#### TEXTE EXTRAIT:
Zakhia Daccache exploite sept serres dans la région de Byblos. Reconnu pour la qualité de ses légumes et de ses fruits, cet agriculteur dénonce les conditions de développement d’une filière, en mal d’appuis.

Zakhia Daccache a un caractère bien trempé, qu’il a aguerri à force d’arpenter ses serres ou son verger, toujours inquiet pour ses récoltes. Pourtant, son exploitation est un beau succès : l’homme cultive 4 hectares dans la région de Byblos et du Akkar, qu’il loue pour la majeure partie d’entre eux. Il est spécialisé dans la culture de légumes sous serre et la production de fruits. Dans ses sept serres, il produit en moyenne 12 tonnes à l’hectare (l’été) et 8 tonnes à l’hectare (hiver) de tomates et de concombre. « Selon les saisons, on cultive aussi du persil, des aubergines, des abricots… » Difficile de fournir des données plus précises : « Une serre, c’est 8 000 dollars pour l’installation et 4 000 dollars, chauffage non inclus, d’entretien annuel. Mais l’investissement est sur le long terme : ces abris ont en général une durée de vie de plus de 20 ans. » S’il connaît son investissement, Zakhia Daccache dit ne pas pouvoir fournir de revenus plus précis : « Une récolte peut se perdre du jour au lendemain et mon gain disparaître. »
Malgré cela, dans un secteur où l’absence de règles ou de contrôles donne lieu aux plus folles rumeurs, Zakhia Daccache a su gagner la reconnaissance de ses pairs. « C’est quelqu’un qui fait bien son métier. C’est désormais assez rare pour être noté », avance l’un d’entre eux. Produire sous serre n’est guère compliqué. En revanche, cela exige l’emploi de produits chimiques, qui, mal employés, se révèlent toxiques pour l’homme. « J’évite l’emploi d’intrants. J’ai trop vu d’aberrations. Dernière en date : un colorant, normalement interdit pour la consommation alimentaire, qui rend “plus rouges”, donc “plus attractives”, les tomates. Même si vous les lavez, le produit demeure. »
Zakhia Daccache n’a pas la langue dans sa poche pour dénoncer les dérives de l’agriculture. Une manière pour lui de la défendre bec et ongles : « L’agriculture au Liban ? Qu’en espérer quand ce secteur doit jongler avec un manque de financement criant, lui qui reçoit moins de 1 % du budget national ? »
Les subventions, voilà son cheval de bataille : « Je consacre davantage de terre aux vergers qu’aux serres désormais. Les légumes, produits sous serre, en provenance de Syrie ou de Jordanie, inondent le marché libanais et cassent les prix. Nous sommes 30 à 40 % plus cher à qualité égale. » Pourtant, au début, dans les années 1970, lorsqu’il s’est lancé, les serres représentaient une technique de pointe dans la région « avec un fort bénéfice ». Depuis lors, elles se sont banalisées dans les pays voisins, ont été plantées sur d’immenses échelles et profitent, en plus, de subventions étatiques. « Nous, nos seules “subventions” sont une “aide en nature”, des traitements phytosanitaires la plupart du temps obsolètes, de piètre qualité ou inappropriés. »

#### DONNÉES FOURNIES:
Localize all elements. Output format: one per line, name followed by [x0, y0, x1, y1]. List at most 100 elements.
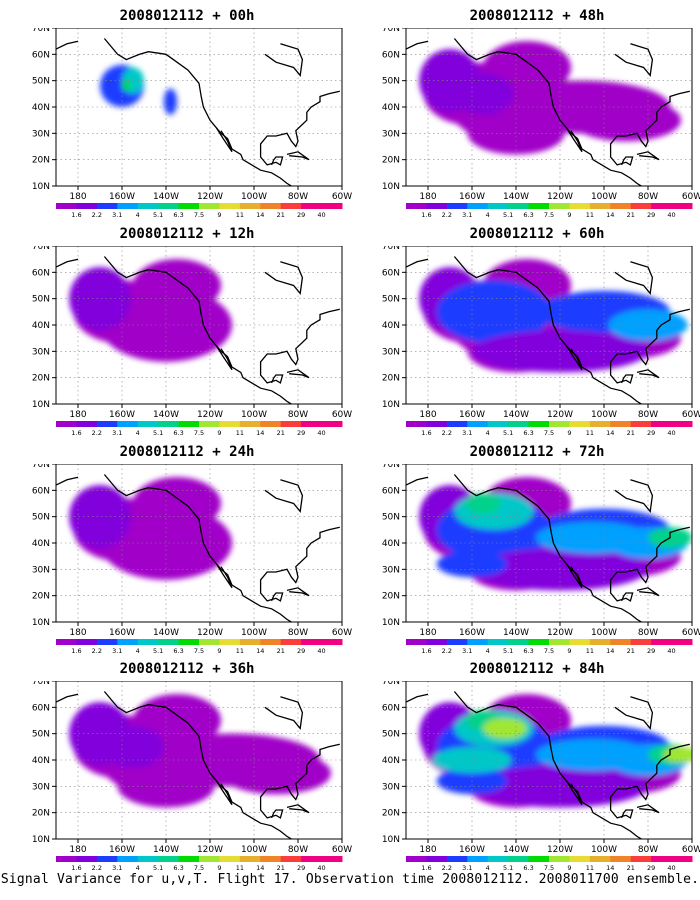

#### CONSIGNE:
Remplacez « agriculteur » par « exploitant » dans le texte extrait, puis restituez tout ce qui va de « Zakhia Daccache exploite » jusqu'à « en mal d’appuis. ». Seul le texte extrait sert de référence.

#### RÉPONSE ATTENDUE:
Zakhia Daccache exploite sept serres dans la région de Byblos. Reconnu pour la qualité de ses légumes et de ses fruits, cet exploitant dénonce les conditions de développement d’une filière, en mal d’appuis.